**GIVEN INSTRUCTION:** Copy every line, leaving nothing out and adding nothing.

---

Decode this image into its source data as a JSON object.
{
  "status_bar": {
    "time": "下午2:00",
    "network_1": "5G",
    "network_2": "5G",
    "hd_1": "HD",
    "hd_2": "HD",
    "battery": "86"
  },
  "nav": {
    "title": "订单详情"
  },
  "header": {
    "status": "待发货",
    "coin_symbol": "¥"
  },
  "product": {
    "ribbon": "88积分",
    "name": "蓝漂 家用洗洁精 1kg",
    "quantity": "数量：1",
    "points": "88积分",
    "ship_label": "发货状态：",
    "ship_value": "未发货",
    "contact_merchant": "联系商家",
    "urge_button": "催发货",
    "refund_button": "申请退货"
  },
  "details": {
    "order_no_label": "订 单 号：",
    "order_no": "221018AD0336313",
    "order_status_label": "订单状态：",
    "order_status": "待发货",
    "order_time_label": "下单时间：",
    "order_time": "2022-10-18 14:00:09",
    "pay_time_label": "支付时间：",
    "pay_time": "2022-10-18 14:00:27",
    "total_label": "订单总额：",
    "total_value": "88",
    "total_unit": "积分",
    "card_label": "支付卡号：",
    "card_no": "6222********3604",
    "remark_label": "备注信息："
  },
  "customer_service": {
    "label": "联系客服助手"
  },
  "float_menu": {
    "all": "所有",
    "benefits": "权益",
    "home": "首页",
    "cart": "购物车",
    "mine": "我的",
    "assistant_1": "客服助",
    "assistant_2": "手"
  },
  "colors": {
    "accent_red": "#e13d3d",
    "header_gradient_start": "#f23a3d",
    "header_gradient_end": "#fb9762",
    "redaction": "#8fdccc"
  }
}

---

**SOLUTION:**
Decode this image into its source data as a JSON object.
{
  "status_bar": {
    "time": "下午2:00",
    "network_1": "5G",
    "network_2": "5G",
    "hd_1": "HD",
    "hd_2": "HD",
    "battery": "86"
  },
  "nav": {
    "title": "订单详情"
  },
  "header": {
    "status": "待发货",
    "coin_symbol": "¥"
  },
  "product": {
    "ribbon": "88积分",
    "name": "蓝漂 家用洗洁精 1kg",
    "quantity": "数量：1",
    "points": "88积分",
    "ship_label": "发货状态：",
    "ship_value": "未发货",
    "contact_merchant": "联系商家",
    "urge_button": "催发货",
    "refund_button": "申请退货"
  },
  "details": {
    "order_no_label": "订 单 号：",
    "order_no": "221018AD0336313",
    "order_status_label": "订单状态：",
    "order_status": "待发货",
    "order_time_label": "下单时间：",
    "order_time": "2022-10-18 14:00:09",
    "pay_time_label": "支付时间：",
    "pay_time": "2022-10-18 14:00:27",
    "total_label": "订单总额：",
    "total_value": "88",
    "total_unit": "积分",
    "card_label": "支付卡号：",
    "card_no": "6222********3604",
    "remark_label": "备注信息："
  },
  "customer_service": {
    "label": "联系客服助手"
  },
  "float_menu": {
    "all": "所有",
    "benefits": "权益",
    "home": "首页",
    "cart": "购物车",
    "mine": "我的",
    "assistant_1": "客服助",
    "assistant_2": "手"
  },
  "colors": {
    "accent_red": "#e13d3d",
    "header_gradient_start": "#f23a3d",
    "header_gradient_end": "#fb9762",
    "redaction": "#8fdccc"
  }
}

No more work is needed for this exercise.